Instructions to follow:
Copy out all lines from the material that contain the string "ATAC".

Given information:

- Opening Delimiter -

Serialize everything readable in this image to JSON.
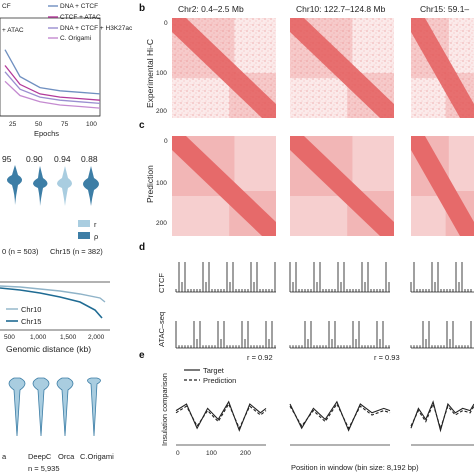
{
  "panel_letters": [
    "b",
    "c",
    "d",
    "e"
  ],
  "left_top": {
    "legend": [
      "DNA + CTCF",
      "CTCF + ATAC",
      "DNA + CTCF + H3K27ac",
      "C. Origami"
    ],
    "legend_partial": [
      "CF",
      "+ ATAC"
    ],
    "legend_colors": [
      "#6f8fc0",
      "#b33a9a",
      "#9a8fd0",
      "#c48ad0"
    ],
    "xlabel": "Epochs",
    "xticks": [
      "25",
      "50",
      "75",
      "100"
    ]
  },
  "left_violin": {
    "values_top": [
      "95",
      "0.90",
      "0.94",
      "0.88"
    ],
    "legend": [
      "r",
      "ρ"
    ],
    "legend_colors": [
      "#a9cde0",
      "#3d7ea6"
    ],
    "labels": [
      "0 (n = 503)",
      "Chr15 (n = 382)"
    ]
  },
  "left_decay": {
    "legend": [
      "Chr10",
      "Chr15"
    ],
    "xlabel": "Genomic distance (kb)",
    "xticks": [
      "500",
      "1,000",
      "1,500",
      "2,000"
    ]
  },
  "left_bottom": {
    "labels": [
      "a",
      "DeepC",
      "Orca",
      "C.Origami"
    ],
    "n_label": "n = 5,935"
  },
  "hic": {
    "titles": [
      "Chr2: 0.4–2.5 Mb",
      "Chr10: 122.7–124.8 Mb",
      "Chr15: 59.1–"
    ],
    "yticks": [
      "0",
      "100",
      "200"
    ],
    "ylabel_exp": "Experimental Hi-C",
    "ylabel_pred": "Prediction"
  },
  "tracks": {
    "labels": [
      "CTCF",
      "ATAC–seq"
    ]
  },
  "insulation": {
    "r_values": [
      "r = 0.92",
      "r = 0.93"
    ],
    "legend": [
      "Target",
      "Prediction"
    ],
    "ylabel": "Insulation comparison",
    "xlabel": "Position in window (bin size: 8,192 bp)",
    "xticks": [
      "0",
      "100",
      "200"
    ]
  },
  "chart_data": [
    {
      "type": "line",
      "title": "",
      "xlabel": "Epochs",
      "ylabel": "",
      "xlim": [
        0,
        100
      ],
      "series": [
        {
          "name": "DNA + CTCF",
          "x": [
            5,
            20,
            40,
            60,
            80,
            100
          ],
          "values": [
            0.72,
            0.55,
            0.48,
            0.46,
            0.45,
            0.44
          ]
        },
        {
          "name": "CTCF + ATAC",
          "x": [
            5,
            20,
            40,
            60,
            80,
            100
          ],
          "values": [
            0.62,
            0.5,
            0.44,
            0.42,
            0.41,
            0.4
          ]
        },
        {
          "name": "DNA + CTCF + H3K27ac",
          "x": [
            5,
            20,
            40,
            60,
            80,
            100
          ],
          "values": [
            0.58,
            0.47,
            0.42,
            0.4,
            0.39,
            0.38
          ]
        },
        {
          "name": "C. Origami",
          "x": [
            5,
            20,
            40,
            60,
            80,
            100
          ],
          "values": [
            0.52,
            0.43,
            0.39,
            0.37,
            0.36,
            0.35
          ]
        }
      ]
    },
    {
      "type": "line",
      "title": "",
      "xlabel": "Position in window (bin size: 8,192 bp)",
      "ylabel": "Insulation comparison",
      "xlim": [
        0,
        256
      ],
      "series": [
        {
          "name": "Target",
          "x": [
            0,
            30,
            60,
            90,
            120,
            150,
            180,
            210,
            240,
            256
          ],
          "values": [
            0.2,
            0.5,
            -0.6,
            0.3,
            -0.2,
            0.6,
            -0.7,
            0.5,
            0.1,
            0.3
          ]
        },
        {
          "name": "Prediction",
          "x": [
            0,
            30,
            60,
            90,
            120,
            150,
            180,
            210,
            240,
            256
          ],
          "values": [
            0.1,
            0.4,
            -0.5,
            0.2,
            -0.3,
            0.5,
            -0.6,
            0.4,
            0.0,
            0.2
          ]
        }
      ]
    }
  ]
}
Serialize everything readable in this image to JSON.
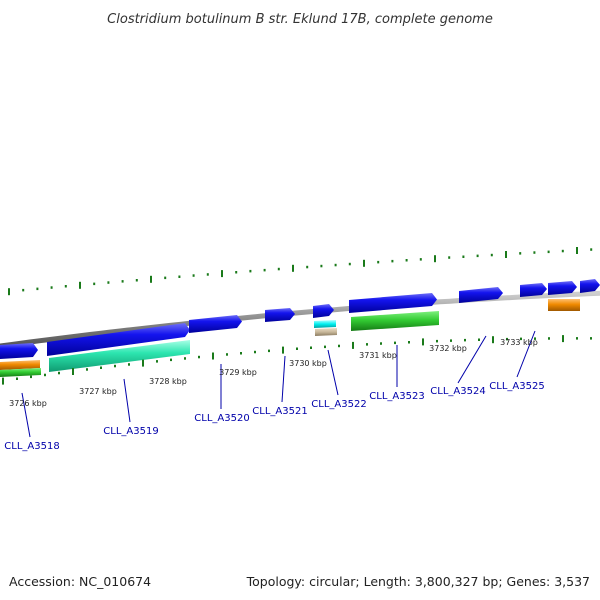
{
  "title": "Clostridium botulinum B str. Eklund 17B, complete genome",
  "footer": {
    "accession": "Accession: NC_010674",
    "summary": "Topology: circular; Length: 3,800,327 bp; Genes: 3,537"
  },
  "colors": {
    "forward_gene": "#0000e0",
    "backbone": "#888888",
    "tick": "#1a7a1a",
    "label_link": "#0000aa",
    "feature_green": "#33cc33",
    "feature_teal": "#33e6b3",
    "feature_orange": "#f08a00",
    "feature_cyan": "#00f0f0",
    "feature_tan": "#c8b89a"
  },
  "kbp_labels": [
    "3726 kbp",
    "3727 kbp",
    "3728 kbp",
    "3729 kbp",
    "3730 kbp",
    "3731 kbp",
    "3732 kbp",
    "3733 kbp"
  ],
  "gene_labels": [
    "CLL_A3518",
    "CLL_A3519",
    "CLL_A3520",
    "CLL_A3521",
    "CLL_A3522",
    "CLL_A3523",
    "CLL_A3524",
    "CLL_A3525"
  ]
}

- Closing Delimiter -

Response to this exercise:
      "CTCF + ATAC",
      "+ ATAC"
      "ATAC–seq"
          "name": "CTCF + ATAC",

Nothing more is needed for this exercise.